## Start Data shown

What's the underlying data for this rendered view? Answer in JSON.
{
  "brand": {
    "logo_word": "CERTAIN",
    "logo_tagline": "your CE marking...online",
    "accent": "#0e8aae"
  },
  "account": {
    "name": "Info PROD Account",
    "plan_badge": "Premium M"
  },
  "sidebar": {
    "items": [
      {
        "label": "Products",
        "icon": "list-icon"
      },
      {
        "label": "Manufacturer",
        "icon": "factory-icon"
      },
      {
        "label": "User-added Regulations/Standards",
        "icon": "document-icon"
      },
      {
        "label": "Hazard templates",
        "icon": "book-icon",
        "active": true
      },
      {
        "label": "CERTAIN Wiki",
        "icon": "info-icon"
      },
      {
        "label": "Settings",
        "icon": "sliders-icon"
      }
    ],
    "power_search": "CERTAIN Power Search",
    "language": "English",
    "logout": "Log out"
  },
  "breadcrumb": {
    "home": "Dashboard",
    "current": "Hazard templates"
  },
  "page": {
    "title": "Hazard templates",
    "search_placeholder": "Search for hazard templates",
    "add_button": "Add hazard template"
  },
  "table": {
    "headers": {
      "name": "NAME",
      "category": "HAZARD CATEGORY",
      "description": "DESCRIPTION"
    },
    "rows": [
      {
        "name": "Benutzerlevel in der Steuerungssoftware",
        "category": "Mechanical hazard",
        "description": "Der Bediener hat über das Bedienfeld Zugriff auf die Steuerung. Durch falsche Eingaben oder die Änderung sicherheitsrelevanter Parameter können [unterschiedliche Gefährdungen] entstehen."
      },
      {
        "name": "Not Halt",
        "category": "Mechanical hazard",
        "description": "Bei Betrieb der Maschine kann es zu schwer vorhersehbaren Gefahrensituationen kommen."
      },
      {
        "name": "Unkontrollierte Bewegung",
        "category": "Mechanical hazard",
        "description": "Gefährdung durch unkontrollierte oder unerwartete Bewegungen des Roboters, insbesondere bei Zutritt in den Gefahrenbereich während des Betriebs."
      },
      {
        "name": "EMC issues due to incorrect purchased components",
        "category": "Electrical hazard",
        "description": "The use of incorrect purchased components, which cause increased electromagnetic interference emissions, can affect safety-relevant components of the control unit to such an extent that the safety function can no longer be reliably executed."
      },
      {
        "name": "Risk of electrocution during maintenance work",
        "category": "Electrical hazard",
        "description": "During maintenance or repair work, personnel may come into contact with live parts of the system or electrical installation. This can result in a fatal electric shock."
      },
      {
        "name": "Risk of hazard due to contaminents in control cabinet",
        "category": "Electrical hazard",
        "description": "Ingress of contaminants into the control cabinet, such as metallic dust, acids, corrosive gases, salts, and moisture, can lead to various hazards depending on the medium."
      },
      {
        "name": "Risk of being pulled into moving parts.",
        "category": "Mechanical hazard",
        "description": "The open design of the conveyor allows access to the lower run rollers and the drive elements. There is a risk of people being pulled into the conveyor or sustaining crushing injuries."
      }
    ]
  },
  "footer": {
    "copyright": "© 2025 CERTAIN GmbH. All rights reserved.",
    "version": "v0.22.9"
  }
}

## End Data shown
## Start Data shown

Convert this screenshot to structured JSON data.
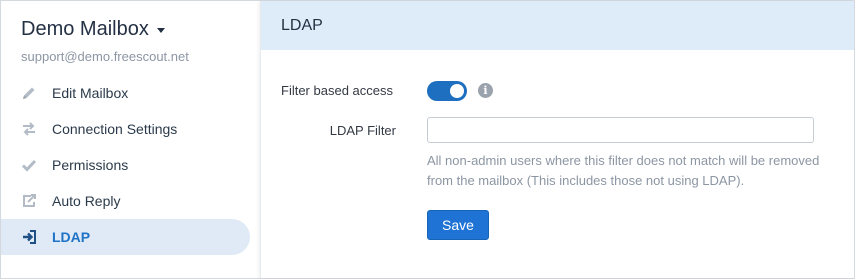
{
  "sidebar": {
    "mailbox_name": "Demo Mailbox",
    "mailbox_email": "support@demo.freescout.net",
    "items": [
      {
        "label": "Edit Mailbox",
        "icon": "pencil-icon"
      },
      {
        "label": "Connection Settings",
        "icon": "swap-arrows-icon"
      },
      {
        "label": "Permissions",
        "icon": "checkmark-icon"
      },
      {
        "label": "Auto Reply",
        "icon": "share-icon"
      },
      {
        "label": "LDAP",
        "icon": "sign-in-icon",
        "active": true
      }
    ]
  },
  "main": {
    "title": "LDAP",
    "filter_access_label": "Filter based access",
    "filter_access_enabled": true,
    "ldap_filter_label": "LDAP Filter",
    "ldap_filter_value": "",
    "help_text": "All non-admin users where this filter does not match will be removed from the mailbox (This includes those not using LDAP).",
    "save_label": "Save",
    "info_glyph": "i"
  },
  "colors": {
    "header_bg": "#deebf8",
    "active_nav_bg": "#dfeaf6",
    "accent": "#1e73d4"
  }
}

## End Data shown
## Start Data shown

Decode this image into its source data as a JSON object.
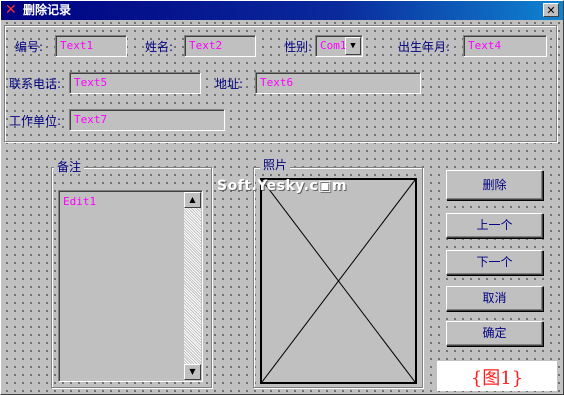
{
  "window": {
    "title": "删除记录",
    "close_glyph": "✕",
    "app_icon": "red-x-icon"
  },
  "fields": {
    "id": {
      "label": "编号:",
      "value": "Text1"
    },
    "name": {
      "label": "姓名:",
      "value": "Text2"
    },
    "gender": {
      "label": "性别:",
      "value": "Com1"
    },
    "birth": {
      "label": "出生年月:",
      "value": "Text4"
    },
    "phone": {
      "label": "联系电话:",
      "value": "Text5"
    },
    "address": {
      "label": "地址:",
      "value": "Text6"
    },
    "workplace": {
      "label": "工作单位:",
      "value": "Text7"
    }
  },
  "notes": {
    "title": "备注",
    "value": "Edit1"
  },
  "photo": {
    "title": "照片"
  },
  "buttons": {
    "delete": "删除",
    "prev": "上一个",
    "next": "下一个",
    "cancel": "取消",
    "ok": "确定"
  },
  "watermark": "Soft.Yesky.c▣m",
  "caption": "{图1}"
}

## End Data shown

Stated task → Report how many lines of the listing above include the word "parts". Say nothing but the number.

Response → 2